(JOB) Drop the pictures, then extract the listing word for word.

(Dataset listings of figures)

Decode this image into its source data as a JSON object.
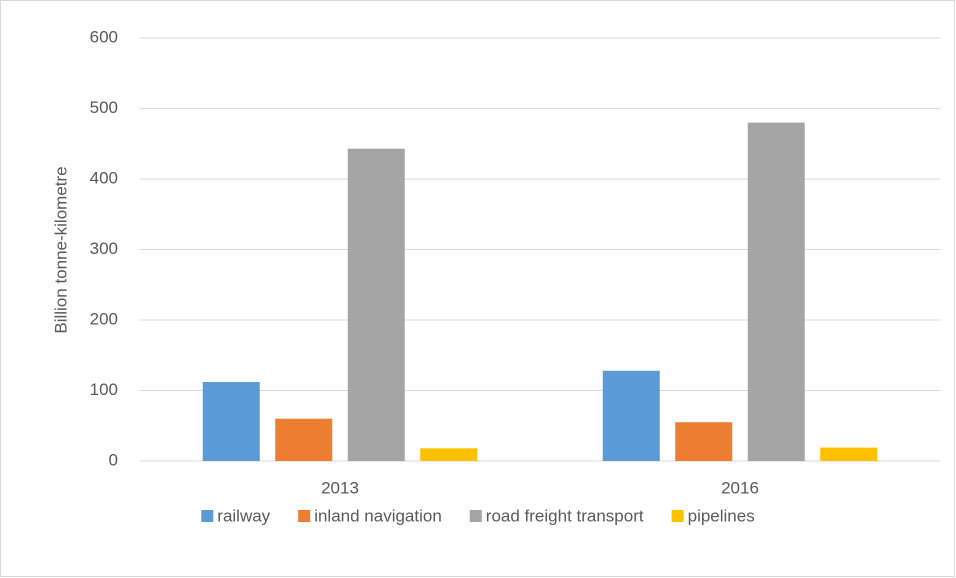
{
  "chart_data": {
    "type": "bar",
    "y_label": "Billion tonne-kilometre",
    "categories": [
      "2013",
      "2016"
    ],
    "series": [
      {
        "name": "railway",
        "color": "#5b9bd5",
        "values": [
          112,
          128
        ]
      },
      {
        "name": "inland navigation",
        "color": "#ed7d31",
        "values": [
          60,
          55
        ]
      },
      {
        "name": "road freight transport",
        "color": "#a5a5a5",
        "values": [
          443,
          480
        ]
      },
      {
        "name": "pipelines",
        "color": "#ffc000",
        "values": [
          18,
          19
        ]
      }
    ],
    "ylim": [
      0,
      600
    ],
    "yticks": [
      0,
      100,
      200,
      300,
      400,
      500,
      600
    ],
    "grid": true,
    "legend": "bottom"
  }
}
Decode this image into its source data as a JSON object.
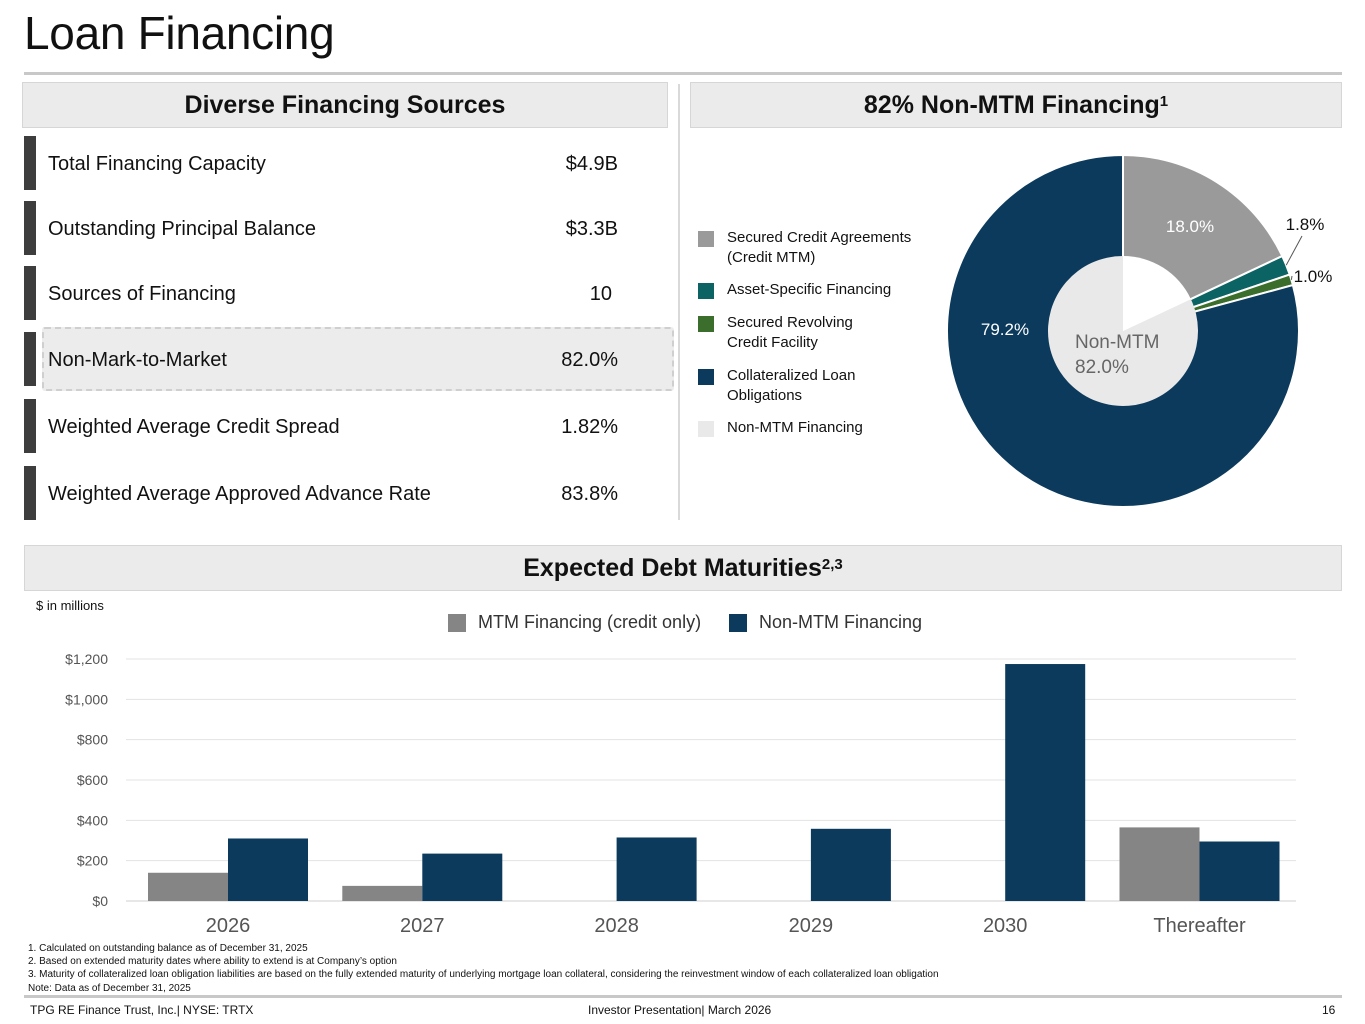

(FINAL RESULT)
Decode this image into its source data as a JSON object.
{
  "chart_data": {
    "type": "bar",
    "y_label": "Billion tonne-kilometre",
    "categories": [
      "2013",
      "2016"
    ],
    "series": [
      {
        "name": "railway",
        "color": "#5b9bd5",
        "values": [
          112,
          128
        ]
      },
      {
        "name": "inland navigation",
        "color": "#ed7d31",
        "values": [
          60,
          55
        ]
      },
      {
        "name": "road freight transport",
        "color": "#a5a5a5",
        "values": [
          443,
          480
        ]
      },
      {
        "name": "pipelines",
        "color": "#ffc000",
        "values": [
          18,
          19
        ]
      }
    ],
    "ylim": [
      0,
      600
    ],
    "yticks": [
      0,
      100,
      200,
      300,
      400,
      500,
      600
    ],
    "grid": true,
    "legend": "bottom"
  }
}
Decode this image into its source data as a JSON object.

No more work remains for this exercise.